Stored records
----
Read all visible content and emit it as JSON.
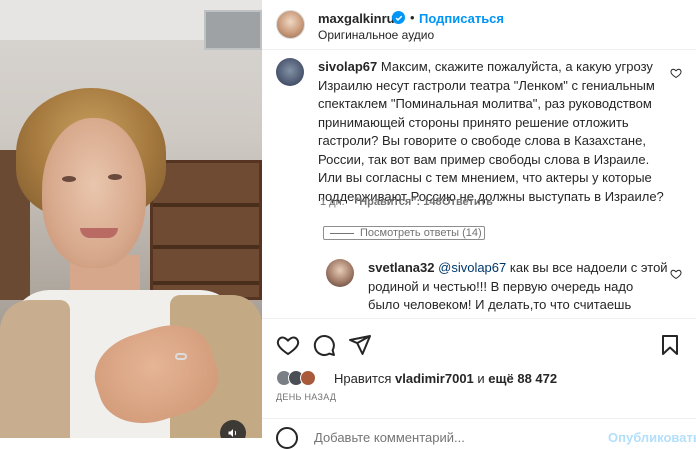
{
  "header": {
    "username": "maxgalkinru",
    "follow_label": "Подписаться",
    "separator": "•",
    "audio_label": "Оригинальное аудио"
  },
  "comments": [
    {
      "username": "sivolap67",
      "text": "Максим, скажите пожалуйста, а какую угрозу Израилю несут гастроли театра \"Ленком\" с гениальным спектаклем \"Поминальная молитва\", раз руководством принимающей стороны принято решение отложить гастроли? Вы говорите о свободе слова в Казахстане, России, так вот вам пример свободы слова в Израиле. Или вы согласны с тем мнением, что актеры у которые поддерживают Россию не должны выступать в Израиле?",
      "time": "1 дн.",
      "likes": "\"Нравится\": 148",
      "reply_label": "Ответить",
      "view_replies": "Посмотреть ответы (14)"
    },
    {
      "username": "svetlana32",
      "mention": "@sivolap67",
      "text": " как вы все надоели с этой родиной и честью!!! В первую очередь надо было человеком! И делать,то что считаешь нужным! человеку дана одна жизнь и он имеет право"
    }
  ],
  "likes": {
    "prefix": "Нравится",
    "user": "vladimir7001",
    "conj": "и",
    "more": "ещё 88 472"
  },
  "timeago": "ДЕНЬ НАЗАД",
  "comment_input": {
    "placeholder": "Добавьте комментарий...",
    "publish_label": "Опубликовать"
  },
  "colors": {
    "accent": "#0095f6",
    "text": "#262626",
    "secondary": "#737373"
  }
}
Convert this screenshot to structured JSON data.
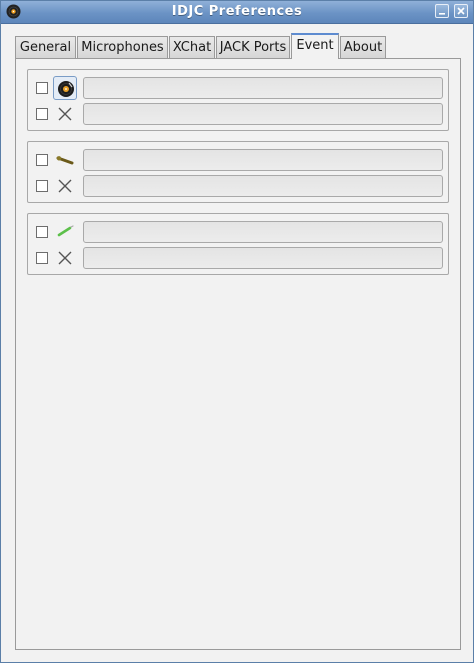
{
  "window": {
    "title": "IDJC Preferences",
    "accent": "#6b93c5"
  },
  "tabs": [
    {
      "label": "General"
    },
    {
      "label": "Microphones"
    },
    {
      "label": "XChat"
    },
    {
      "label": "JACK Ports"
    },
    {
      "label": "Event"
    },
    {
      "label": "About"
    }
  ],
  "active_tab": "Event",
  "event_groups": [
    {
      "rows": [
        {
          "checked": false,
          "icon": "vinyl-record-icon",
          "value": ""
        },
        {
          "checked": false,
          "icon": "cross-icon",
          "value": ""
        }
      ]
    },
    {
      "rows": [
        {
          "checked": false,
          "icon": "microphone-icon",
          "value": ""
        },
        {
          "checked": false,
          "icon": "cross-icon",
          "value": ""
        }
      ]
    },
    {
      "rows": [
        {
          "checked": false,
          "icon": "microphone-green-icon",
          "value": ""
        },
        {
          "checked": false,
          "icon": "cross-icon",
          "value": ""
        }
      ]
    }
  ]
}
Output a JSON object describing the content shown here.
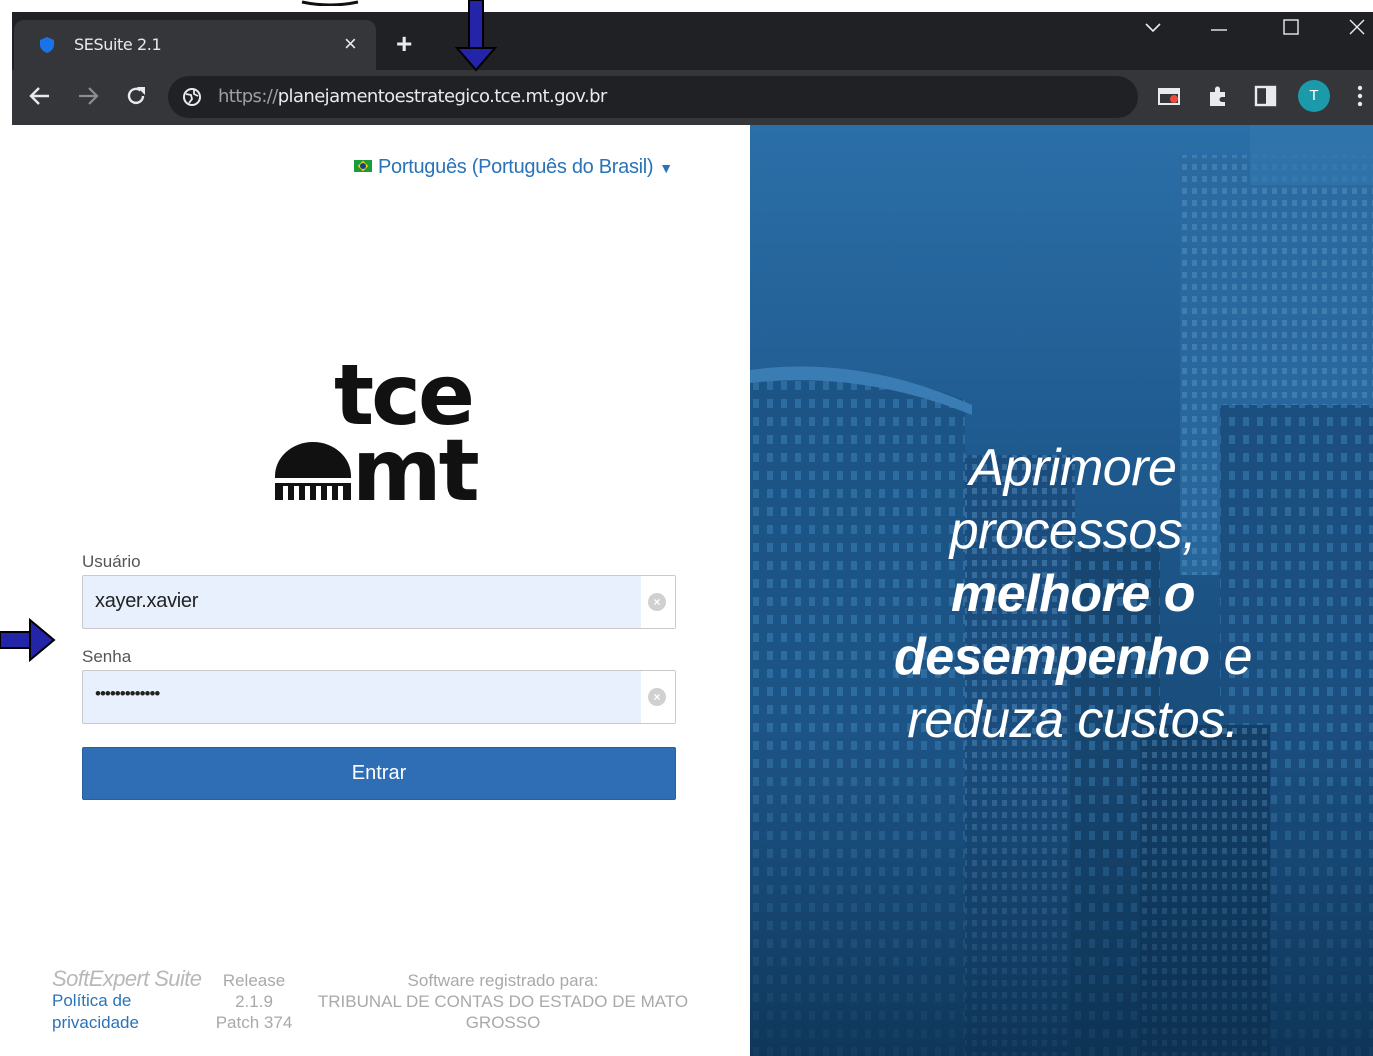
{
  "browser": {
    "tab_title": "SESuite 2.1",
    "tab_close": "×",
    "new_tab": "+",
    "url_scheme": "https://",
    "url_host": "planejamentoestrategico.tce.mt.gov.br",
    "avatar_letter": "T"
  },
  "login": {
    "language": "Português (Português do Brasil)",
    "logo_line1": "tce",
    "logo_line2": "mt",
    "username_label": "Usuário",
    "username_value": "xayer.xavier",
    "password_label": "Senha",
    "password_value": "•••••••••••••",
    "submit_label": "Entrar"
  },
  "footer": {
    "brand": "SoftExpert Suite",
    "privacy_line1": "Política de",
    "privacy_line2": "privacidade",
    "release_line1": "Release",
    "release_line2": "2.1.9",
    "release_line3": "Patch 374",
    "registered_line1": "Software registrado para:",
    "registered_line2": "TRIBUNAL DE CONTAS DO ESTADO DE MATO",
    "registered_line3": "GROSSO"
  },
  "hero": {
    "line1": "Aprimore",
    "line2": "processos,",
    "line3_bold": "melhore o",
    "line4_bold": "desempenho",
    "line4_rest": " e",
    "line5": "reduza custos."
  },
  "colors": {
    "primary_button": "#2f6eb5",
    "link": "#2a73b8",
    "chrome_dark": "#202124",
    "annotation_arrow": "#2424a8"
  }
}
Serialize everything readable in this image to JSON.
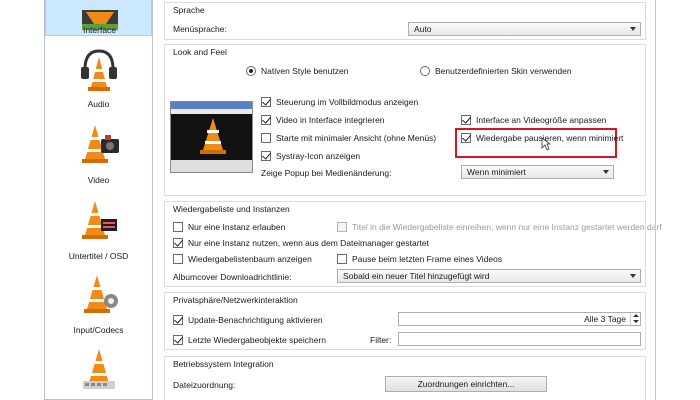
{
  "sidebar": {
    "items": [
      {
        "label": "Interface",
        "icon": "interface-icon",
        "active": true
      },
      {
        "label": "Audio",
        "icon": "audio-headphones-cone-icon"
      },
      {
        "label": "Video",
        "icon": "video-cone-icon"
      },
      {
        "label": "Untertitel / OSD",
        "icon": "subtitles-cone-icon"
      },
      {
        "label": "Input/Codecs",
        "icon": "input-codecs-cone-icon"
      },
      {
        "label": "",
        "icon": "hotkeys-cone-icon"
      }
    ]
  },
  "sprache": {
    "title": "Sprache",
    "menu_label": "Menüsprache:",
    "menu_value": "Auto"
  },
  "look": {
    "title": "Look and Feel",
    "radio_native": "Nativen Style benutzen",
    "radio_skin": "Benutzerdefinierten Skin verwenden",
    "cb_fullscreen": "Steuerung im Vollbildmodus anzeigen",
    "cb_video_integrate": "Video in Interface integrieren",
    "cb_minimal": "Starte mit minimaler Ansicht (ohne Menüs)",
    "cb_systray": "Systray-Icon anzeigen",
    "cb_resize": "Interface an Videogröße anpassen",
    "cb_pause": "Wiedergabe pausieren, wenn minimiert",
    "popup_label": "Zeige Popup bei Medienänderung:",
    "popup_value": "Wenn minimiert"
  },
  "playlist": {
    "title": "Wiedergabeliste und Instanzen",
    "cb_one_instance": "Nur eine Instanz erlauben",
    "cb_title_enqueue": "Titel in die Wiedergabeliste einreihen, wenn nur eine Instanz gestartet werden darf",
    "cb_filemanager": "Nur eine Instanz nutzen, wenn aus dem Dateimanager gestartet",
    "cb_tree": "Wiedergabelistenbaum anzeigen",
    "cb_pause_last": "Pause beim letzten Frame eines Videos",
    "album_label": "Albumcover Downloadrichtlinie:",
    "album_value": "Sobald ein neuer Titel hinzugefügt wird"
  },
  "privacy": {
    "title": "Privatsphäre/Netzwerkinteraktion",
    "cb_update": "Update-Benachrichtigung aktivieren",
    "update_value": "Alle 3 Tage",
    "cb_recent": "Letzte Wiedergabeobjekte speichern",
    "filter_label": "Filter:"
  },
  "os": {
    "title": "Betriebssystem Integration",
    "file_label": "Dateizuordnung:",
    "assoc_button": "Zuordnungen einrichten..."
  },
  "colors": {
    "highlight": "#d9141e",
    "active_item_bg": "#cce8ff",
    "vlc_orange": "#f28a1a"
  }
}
----
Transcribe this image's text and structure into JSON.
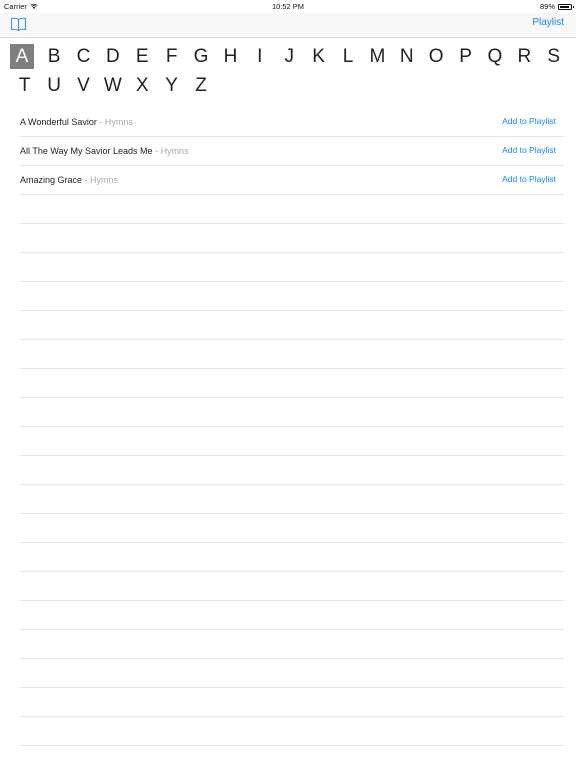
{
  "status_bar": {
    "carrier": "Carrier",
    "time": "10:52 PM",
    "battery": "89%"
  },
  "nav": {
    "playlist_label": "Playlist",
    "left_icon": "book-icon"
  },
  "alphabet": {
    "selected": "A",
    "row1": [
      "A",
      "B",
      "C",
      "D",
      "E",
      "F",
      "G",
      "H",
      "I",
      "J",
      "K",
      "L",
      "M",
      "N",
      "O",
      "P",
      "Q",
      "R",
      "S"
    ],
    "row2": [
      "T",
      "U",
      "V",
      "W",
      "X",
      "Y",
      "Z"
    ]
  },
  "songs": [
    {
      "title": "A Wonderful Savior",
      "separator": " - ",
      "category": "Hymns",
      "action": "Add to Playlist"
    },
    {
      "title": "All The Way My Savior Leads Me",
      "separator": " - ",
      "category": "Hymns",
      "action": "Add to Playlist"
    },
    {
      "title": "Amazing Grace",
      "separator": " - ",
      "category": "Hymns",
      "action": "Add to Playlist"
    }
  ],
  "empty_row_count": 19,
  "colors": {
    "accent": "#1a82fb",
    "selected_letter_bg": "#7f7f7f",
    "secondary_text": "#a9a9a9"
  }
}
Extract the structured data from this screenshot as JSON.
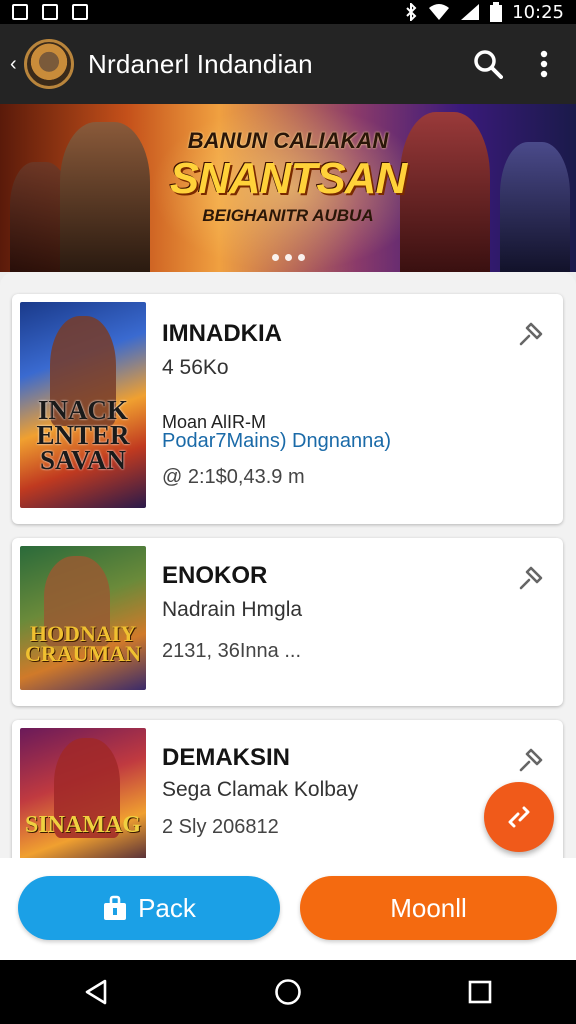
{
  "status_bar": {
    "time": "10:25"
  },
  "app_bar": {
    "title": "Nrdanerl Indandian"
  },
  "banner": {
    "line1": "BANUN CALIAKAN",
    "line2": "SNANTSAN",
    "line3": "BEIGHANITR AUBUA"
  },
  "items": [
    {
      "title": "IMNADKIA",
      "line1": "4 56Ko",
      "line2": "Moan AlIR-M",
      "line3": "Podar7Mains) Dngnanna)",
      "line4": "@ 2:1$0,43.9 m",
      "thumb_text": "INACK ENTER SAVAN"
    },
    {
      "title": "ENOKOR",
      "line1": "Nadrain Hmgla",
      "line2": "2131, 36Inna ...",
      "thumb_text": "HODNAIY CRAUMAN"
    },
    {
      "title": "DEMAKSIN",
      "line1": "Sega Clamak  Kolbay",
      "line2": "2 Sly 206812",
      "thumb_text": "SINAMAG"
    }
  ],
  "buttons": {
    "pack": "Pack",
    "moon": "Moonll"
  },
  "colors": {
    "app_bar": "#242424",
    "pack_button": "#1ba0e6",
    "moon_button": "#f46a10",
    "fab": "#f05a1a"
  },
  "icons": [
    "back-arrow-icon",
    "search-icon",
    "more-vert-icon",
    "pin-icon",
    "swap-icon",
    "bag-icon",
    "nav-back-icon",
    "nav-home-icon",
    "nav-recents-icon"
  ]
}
----
#### Short exercise:
Track down the lines that include the word "Нравится" and copy them.

#### Exercise answer:
      "likes": "\"Нравится\": 148",
    "prefix": "Нравится",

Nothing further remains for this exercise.